▶ AIM OF THE EXERCISE:
Scan the lines below for the string "this" and copy every one that has it.

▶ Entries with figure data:
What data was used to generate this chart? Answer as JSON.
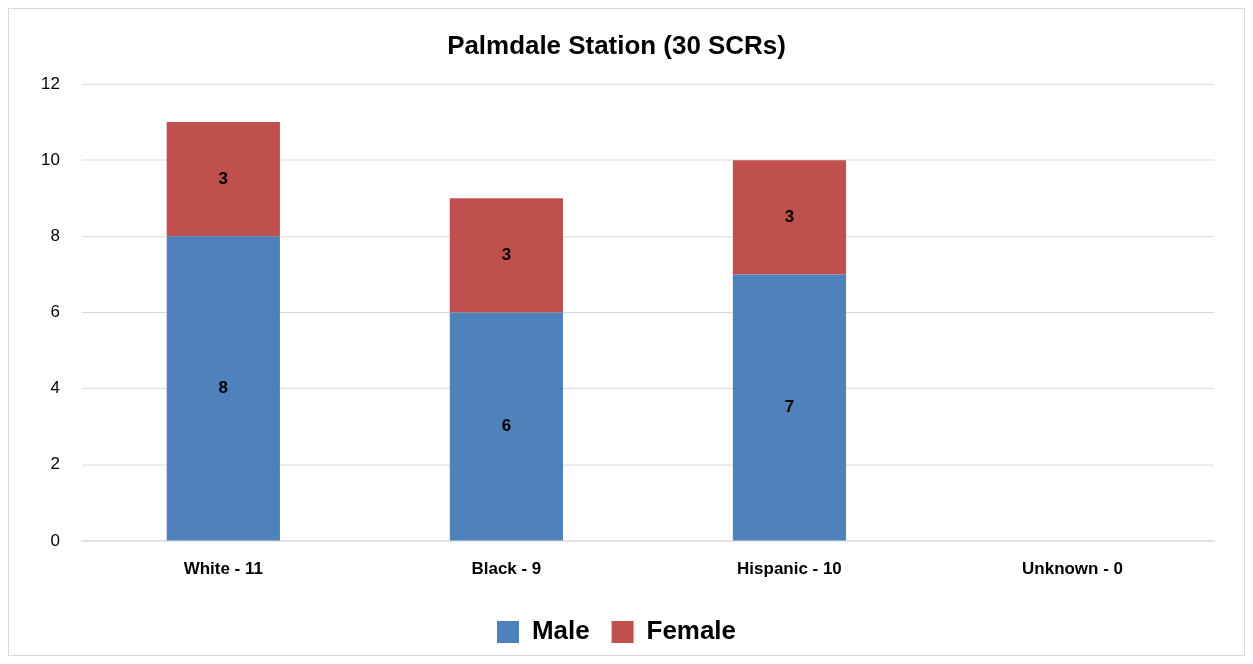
{
  "chart_data": {
    "type": "bar",
    "title": "Palmdale Station (30 SCRs)",
    "categories": [
      "White - 11",
      "Black - 9",
      "Hispanic - 10",
      "Unknown - 0"
    ],
    "series": [
      {
        "name": "Male",
        "color": "#4f81bd",
        "values": [
          8,
          6,
          7,
          0
        ],
        "value_labels": [
          "8",
          "6",
          "7",
          null
        ]
      },
      {
        "name": "Female",
        "color": "#c0504d",
        "values": [
          3,
          3,
          3,
          0
        ],
        "value_labels": [
          "3",
          "3",
          "3",
          null
        ]
      }
    ],
    "stacked": true,
    "ylim": [
      0,
      12
    ],
    "yticks": [
      0,
      2,
      4,
      6,
      8,
      10,
      12
    ],
    "grid": "y",
    "legend": "bottom"
  }
}
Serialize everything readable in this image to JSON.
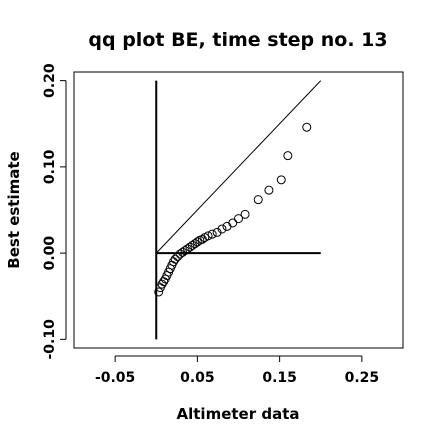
{
  "chart_data": {
    "type": "scatter",
    "title": "qq plot BE, time step no. 13",
    "xlabel": "Altimeter data",
    "ylabel": "Best estimate",
    "xlim": [
      -0.1,
      0.3
    ],
    "ylim": [
      -0.11,
      0.21
    ],
    "x_ticks": [
      -0.05,
      0.05,
      0.15,
      0.25
    ],
    "x_tick_labels": [
      "-0.05",
      "0.05",
      "0.15",
      "0.25"
    ],
    "y_ticks": [
      -0.1,
      0.0,
      0.1,
      0.2
    ],
    "y_tick_labels": [
      "-0.10",
      "0.00",
      "0.10",
      "0.20"
    ],
    "grid": false,
    "legend": "none",
    "marker": "open-circle",
    "reference_lines": [
      {
        "name": "identity",
        "x": [
          0.0,
          0.2
        ],
        "y": [
          0.0,
          0.2
        ]
      },
      {
        "name": "horizontal",
        "x": [
          0.0,
          0.2
        ],
        "y": [
          0.0,
          0.0
        ]
      },
      {
        "name": "vertical",
        "x": [
          0.0,
          0.0
        ],
        "y": [
          -0.1,
          0.2
        ]
      }
    ],
    "series": [
      {
        "x": [
          0.003,
          0.005,
          0.007,
          0.009,
          0.011,
          0.013,
          0.015,
          0.017,
          0.019,
          0.021,
          0.023,
          0.026,
          0.029,
          0.032,
          0.035,
          0.038,
          0.041,
          0.044,
          0.047,
          0.05,
          0.053,
          0.056,
          0.059,
          0.063,
          0.068,
          0.074,
          0.08,
          0.086,
          0.093,
          0.1,
          0.108,
          0.124,
          0.137,
          0.152,
          0.16,
          0.183
        ],
        "y": [
          -0.045,
          -0.04,
          -0.036,
          -0.033,
          -0.03,
          -0.026,
          -0.022,
          -0.018,
          -0.014,
          -0.01,
          -0.007,
          -0.004,
          -0.001,
          0.001,
          0.003,
          0.005,
          0.007,
          0.009,
          0.011,
          0.013,
          0.015,
          0.016,
          0.018,
          0.02,
          0.022,
          0.024,
          0.028,
          0.031,
          0.035,
          0.04,
          0.045,
          0.062,
          0.073,
          0.085,
          0.113,
          0.146
        ]
      }
    ]
  }
}
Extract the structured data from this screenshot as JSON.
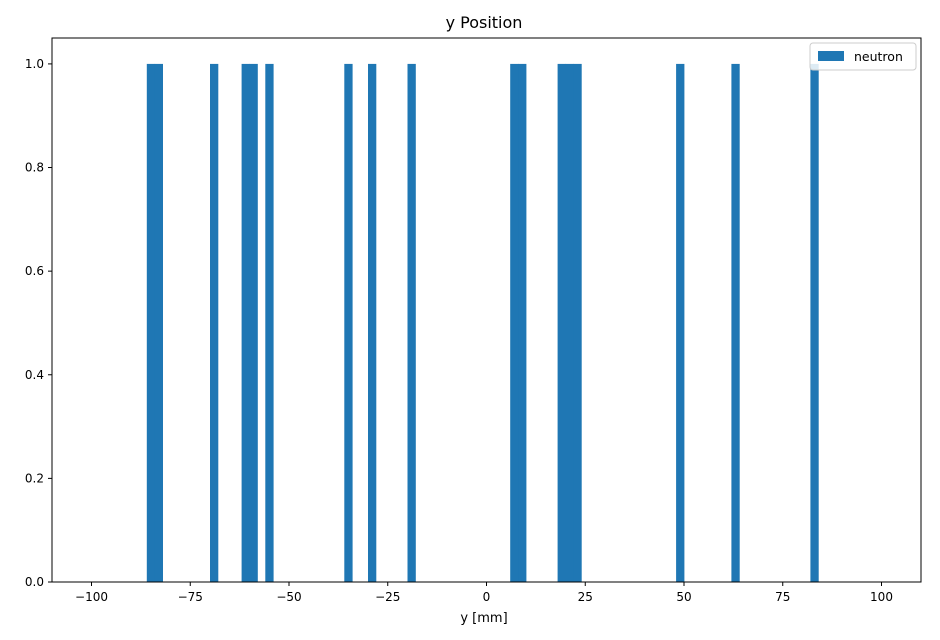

▶ FINISHED TASK:
What data was used to generate this chart? Answer as JSON.
Serialize everything readable in this image to JSON.
Extract the structured data from this screenshot as JSON.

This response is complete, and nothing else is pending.